— START OF Records for this task —
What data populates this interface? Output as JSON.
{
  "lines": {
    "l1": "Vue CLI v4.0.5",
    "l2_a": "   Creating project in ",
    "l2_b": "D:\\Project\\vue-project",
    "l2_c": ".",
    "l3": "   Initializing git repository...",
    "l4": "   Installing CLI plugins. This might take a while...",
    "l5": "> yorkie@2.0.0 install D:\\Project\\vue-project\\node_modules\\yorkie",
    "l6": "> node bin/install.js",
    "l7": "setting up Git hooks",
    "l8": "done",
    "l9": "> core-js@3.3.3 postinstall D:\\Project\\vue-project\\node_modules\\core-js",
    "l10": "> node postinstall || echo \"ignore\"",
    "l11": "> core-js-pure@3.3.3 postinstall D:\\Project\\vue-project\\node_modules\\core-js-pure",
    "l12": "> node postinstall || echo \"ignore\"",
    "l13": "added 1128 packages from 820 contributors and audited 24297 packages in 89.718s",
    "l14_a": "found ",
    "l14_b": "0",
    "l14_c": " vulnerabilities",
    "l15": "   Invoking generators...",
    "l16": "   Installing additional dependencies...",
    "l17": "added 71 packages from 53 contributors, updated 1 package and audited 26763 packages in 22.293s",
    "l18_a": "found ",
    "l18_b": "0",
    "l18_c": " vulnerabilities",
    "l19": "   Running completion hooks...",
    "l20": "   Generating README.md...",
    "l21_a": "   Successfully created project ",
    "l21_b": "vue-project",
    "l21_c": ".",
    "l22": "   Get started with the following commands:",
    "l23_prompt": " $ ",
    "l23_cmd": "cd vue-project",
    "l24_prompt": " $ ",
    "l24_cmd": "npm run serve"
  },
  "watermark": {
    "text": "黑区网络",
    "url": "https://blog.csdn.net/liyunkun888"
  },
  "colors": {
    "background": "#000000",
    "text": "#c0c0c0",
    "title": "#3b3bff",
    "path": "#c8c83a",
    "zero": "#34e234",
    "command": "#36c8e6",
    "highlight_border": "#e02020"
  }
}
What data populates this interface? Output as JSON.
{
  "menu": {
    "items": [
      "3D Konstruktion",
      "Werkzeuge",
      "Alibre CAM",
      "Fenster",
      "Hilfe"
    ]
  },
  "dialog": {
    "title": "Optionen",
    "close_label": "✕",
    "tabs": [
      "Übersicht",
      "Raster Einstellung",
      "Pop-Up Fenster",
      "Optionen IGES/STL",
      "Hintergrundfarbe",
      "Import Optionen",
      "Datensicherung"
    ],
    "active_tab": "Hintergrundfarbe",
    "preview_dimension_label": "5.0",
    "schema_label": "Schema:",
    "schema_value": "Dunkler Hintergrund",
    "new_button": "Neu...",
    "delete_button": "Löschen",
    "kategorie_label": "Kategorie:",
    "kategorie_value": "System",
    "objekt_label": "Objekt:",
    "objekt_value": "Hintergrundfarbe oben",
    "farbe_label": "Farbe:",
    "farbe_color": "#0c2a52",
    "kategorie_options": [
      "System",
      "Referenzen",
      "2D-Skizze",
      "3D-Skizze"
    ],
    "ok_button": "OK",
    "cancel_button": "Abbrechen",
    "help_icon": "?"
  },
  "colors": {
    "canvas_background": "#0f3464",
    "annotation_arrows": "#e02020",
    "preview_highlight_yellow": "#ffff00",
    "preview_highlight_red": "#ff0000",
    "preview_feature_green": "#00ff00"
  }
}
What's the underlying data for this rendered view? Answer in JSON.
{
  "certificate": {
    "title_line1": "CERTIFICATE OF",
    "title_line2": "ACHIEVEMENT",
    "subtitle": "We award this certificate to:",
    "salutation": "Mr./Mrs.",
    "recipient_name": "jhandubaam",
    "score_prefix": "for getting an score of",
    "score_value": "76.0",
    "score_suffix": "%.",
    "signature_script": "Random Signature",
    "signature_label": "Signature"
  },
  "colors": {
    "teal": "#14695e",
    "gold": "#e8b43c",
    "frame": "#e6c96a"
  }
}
— END OF Records for this task —
Write out every line of the records exactly.

What data populates this interface? Output as JSON.
{
  "lines": {
    "l1": "Vue CLI v4.0.5",
    "l2_a": "   Creating project in ",
    "l2_b": "D:\\Project\\vue-project",
    "l2_c": ".",
    "l3": "   Initializing git repository...",
    "l4": "   Installing CLI plugins. This might take a while...",
    "l5": "> yorkie@2.0.0 install D:\\Project\\vue-project\\node_modules\\yorkie",
    "l6": "> node bin/install.js",
    "l7": "setting up Git hooks",
    "l8": "done",
    "l9": "> core-js@3.3.3 postinstall D:\\Project\\vue-project\\node_modules\\core-js",
    "l10": "> node postinstall || echo \"ignore\"",
    "l11": "> core-js-pure@3.3.3 postinstall D:\\Project\\vue-project\\node_modules\\core-js-pure",
    "l12": "> node postinstall || echo \"ignore\"",
    "l13": "added 1128 packages from 820 contributors and audited 24297 packages in 89.718s",
    "l14_a": "found ",
    "l14_b": "0",
    "l14_c": " vulnerabilities",
    "l15": "   Invoking generators...",
    "l16": "   Installing additional dependencies...",
    "l17": "added 71 packages from 53 contributors, updated 1 package and audited 26763 packages in 22.293s",
    "l18_a": "found ",
    "l18_b": "0",
    "l18_c": " vulnerabilities",
    "l19": "   Running completion hooks...",
    "l20": "   Generating README.md...",
    "l21_a": "   Successfully created project ",
    "l21_b": "vue-project",
    "l21_c": ".",
    "l22": "   Get started with the following commands:",
    "l23_prompt": " $ ",
    "l23_cmd": "cd vue-project",
    "l24_prompt": " $ ",
    "l24_cmd": "npm run serve"
  },
  "watermark": {
    "text": "黑区网络",
    "url": "https://blog.csdn.net/liyunkun888"
  },
  "colors": {
    "background": "#000000",
    "text": "#c0c0c0",
    "title": "#3b3bff",
    "path": "#c8c83a",
    "zero": "#34e234",
    "command": "#36c8e6",
    "highlight_border": "#e02020"
  }
}
What data populates this interface? Output as JSON.
{
  "menu": {
    "items": [
      "3D Konstruktion",
      "Werkzeuge",
      "Alibre CAM",
      "Fenster",
      "Hilfe"
    ]
  },
  "dialog": {
    "title": "Optionen",
    "close_label": "✕",
    "tabs": [
      "Übersicht",
      "Raster Einstellung",
      "Pop-Up Fenster",
      "Optionen IGES/STL",
      "Hintergrundfarbe",
      "Import Optionen",
      "Datensicherung"
    ],
    "active_tab": "Hintergrundfarbe",
    "preview_dimension_label": "5.0",
    "schema_label": "Schema:",
    "schema_value": "Dunkler Hintergrund",
    "new_button": "Neu...",
    "delete_button": "Löschen",
    "kategorie_label": "Kategorie:",
    "kategorie_value": "System",
    "objekt_label": "Objekt:",
    "objekt_value": "Hintergrundfarbe oben",
    "farbe_label": "Farbe:",
    "farbe_color": "#0c2a52",
    "kategorie_options": [
      "System",
      "Referenzen",
      "2D-Skizze",
      "3D-Skizze"
    ],
    "ok_button": "OK",
    "cancel_button": "Abbrechen",
    "help_icon": "?"
  },
  "colors": {
    "canvas_background": "#0f3464",
    "annotation_arrows": "#e02020",
    "preview_highlight_yellow": "#ffff00",
    "preview_highlight_red": "#ff0000",
    "preview_feature_green": "#00ff00"
  }
}
What's the underlying data for this rendered view? Answer in JSON.
{
  "certificate": {
    "title_line1": "CERTIFICATE OF",
    "title_line2": "ACHIEVEMENT",
    "subtitle": "We award this certificate to:",
    "salutation": "Mr./Mrs.",
    "recipient_name": "jhandubaam",
    "score_prefix": "for getting an score of",
    "score_value": "76.0",
    "score_suffix": "%.",
    "signature_script": "Random Signature",
    "signature_label": "Signature"
  },
  "colors": {
    "teal": "#14695e",
    "gold": "#e8b43c",
    "frame": "#e6c96a"
  }
}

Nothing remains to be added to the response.